→ **Instruction**: Extract every line below, verbatim.

→ **Dataset listings of figures**:

━━━━━━━━━━━━━━━━━━━━━━━━━━━━━━

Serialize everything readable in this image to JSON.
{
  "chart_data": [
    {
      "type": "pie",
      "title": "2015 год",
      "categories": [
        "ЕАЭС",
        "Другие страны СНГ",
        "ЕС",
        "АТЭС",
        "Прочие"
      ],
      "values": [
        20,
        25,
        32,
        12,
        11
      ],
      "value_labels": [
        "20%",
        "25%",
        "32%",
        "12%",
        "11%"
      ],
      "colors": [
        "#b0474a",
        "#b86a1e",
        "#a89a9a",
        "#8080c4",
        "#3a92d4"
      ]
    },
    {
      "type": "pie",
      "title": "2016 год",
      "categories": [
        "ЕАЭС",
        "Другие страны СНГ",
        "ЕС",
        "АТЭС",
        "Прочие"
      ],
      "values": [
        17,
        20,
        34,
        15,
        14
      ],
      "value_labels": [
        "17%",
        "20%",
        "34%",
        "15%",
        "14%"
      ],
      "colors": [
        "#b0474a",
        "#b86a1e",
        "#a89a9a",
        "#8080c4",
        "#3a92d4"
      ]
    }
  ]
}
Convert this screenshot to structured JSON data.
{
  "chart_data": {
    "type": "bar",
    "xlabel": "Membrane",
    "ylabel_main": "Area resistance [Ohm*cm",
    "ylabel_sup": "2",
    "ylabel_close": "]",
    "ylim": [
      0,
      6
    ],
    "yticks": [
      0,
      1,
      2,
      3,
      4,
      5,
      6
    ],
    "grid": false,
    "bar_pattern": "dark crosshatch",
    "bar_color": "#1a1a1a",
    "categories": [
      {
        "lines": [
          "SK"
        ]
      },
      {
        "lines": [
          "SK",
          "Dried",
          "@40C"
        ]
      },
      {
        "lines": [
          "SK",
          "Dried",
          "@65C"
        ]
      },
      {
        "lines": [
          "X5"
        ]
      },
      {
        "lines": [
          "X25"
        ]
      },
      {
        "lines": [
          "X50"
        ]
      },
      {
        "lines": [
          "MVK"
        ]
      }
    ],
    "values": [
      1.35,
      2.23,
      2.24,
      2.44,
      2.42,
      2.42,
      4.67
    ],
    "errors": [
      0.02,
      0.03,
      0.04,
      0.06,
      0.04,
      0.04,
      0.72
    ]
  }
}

━━━━━━━━━━━━━━━━━━━━━━━━━━━━━━

→ **Solved problem**:
Serialize everything readable in this image to JSON.
{
  "chart_data": [
    {
      "type": "pie",
      "title": "2015 год",
      "categories": [
        "ЕАЭС",
        "Другие страны СНГ",
        "ЕС",
        "АТЭС",
        "Прочие"
      ],
      "values": [
        20,
        25,
        32,
        12,
        11
      ],
      "value_labels": [
        "20%",
        "25%",
        "32%",
        "12%",
        "11%"
      ],
      "colors": [
        "#b0474a",
        "#b86a1e",
        "#a89a9a",
        "#8080c4",
        "#3a92d4"
      ]
    },
    {
      "type": "pie",
      "title": "2016 год",
      "categories": [
        "ЕАЭС",
        "Другие страны СНГ",
        "ЕС",
        "АТЭС",
        "Прочие"
      ],
      "values": [
        17,
        20,
        34,
        15,
        14
      ],
      "value_labels": [
        "17%",
        "20%",
        "34%",
        "15%",
        "14%"
      ],
      "colors": [
        "#b0474a",
        "#b86a1e",
        "#a89a9a",
        "#8080c4",
        "#3a92d4"
      ]
    }
  ]
}
Convert this screenshot to structured JSON data.
{
  "chart_data": {
    "type": "bar",
    "xlabel": "Membrane",
    "ylabel_main": "Area resistance [Ohm*cm",
    "ylabel_sup": "2",
    "ylabel_close": "]",
    "ylim": [
      0,
      6
    ],
    "yticks": [
      0,
      1,
      2,
      3,
      4,
      5,
      6
    ],
    "grid": false,
    "bar_pattern": "dark crosshatch",
    "bar_color": "#1a1a1a",
    "categories": [
      {
        "lines": [
          "SK"
        ]
      },
      {
        "lines": [
          "SK",
          "Dried",
          "@40C"
        ]
      },
      {
        "lines": [
          "SK",
          "Dried",
          "@65C"
        ]
      },
      {
        "lines": [
          "X5"
        ]
      },
      {
        "lines": [
          "X25"
        ]
      },
      {
        "lines": [
          "X50"
        ]
      },
      {
        "lines": [
          "MVK"
        ]
      }
    ],
    "values": [
      1.35,
      2.23,
      2.24,
      2.44,
      2.42,
      2.42,
      4.67
    ],
    "errors": [
      0.02,
      0.03,
      0.04,
      0.06,
      0.04,
      0.04,
      0.72
    ]
  }
}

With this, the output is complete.